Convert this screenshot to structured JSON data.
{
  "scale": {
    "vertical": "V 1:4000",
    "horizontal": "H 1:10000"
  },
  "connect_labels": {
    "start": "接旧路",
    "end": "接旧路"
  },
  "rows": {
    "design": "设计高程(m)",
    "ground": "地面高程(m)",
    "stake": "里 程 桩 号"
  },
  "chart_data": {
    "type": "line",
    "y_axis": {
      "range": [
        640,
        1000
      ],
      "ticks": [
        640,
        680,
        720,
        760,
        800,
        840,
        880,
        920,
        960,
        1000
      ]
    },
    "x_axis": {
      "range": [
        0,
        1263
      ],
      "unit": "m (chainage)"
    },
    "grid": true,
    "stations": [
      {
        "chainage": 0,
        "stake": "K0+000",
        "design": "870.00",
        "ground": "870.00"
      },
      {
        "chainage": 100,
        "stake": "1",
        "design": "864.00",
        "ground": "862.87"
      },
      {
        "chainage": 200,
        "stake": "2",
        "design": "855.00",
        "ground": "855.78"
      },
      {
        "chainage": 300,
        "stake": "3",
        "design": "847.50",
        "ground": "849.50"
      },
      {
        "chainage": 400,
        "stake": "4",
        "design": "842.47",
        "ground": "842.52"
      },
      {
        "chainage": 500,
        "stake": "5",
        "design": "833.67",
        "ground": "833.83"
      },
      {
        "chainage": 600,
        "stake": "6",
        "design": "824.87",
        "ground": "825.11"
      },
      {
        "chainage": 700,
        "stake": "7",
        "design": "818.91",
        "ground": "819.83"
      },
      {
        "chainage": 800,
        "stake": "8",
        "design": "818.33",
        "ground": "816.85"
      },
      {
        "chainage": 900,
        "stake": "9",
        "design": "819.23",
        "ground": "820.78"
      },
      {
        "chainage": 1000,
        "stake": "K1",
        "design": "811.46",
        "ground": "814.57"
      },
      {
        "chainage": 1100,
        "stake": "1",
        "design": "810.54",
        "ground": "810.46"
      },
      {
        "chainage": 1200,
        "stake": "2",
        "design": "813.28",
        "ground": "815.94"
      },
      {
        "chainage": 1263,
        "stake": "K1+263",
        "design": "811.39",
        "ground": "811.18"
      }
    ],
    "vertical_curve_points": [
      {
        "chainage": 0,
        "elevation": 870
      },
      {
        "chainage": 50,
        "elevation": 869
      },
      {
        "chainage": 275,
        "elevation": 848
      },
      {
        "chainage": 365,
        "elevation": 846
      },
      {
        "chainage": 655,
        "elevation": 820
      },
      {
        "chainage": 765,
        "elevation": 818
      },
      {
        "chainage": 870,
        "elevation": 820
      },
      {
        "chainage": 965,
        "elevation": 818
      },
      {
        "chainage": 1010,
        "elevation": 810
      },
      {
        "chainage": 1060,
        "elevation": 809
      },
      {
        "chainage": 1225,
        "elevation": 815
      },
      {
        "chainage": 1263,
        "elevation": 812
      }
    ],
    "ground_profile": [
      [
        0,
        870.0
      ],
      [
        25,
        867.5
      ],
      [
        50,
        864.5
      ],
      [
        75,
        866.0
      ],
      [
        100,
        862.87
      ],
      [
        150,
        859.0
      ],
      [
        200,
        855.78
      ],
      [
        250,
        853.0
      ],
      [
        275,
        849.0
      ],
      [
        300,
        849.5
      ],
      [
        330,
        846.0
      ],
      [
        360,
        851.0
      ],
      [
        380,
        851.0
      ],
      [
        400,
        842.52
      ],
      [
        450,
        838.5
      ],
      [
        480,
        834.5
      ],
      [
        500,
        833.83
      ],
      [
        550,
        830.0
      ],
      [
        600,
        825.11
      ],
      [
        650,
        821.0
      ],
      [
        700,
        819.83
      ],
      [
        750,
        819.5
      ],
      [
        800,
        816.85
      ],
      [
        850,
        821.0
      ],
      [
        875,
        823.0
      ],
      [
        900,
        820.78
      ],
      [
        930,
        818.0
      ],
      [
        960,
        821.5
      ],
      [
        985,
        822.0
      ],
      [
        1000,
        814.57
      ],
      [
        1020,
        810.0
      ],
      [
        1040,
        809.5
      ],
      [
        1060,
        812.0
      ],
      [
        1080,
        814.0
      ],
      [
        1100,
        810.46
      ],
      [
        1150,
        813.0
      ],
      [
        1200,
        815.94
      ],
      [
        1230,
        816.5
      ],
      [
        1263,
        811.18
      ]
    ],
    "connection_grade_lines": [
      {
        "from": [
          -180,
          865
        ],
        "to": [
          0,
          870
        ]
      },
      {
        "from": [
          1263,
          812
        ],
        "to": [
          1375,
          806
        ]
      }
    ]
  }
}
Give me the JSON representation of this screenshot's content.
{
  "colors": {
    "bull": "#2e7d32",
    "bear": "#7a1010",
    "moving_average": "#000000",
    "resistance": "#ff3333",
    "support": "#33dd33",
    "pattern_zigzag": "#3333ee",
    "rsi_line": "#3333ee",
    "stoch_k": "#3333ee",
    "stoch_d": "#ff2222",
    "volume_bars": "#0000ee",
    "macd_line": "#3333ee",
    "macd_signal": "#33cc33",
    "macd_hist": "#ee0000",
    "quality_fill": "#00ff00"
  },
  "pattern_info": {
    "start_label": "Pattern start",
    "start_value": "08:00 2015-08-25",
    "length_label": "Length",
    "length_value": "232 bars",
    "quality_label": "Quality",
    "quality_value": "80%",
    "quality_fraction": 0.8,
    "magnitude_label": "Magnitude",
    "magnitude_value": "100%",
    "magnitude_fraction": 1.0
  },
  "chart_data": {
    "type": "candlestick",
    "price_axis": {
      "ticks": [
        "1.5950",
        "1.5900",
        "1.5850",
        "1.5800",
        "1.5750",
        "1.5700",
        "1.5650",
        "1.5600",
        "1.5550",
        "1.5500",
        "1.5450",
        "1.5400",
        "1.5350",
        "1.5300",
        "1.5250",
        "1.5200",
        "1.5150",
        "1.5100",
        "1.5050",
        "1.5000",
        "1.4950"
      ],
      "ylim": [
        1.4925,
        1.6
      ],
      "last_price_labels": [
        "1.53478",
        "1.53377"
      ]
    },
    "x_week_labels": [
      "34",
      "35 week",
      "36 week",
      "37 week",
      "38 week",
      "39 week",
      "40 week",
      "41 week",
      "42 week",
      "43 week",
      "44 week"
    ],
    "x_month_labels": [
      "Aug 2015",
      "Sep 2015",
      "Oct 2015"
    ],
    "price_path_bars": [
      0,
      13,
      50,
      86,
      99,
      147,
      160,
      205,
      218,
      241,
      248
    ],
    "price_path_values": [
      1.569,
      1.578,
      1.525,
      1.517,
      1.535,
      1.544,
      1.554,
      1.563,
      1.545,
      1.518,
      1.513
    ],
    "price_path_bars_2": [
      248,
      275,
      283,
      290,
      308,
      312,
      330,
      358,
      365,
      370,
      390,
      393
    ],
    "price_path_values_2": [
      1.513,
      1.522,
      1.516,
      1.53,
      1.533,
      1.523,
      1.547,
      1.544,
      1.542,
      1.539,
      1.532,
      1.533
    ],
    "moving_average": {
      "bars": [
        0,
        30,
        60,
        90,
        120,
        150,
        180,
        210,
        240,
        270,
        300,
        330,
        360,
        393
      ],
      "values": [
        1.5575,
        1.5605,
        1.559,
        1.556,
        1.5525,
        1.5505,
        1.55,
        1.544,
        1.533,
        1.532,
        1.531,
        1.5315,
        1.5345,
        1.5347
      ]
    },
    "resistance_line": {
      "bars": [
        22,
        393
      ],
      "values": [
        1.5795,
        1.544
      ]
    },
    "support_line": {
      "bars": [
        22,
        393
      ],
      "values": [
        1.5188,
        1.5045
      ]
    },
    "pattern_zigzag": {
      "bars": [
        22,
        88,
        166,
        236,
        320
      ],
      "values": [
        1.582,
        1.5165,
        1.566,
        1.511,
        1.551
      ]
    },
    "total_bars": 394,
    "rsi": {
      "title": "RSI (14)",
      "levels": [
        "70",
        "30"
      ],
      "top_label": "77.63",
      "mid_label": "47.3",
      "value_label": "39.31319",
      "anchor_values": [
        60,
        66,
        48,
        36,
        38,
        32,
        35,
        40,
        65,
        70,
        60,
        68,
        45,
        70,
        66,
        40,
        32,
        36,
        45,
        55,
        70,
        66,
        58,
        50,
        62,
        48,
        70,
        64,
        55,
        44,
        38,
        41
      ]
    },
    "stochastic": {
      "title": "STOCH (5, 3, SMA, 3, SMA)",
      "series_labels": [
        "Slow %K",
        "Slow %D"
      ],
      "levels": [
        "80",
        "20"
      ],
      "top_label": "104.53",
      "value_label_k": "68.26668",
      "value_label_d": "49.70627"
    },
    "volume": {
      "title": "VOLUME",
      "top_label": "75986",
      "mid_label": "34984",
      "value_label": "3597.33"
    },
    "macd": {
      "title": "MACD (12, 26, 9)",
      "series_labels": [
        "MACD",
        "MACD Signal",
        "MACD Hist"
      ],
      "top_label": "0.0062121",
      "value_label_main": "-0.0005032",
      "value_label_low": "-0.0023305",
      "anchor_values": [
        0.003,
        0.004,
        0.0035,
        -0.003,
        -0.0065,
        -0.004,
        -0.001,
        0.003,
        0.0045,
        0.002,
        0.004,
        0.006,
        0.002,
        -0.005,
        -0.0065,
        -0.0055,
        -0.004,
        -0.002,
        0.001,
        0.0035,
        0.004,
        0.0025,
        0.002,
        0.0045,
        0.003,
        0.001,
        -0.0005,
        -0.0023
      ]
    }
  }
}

TASK STATEMENT: Filter the data, keeping only the lines that contain "this".

EXERCISE SOLUTION:
Convert this screenshot to structured JSON data.
Give me the JSON representation of this screenshot's content.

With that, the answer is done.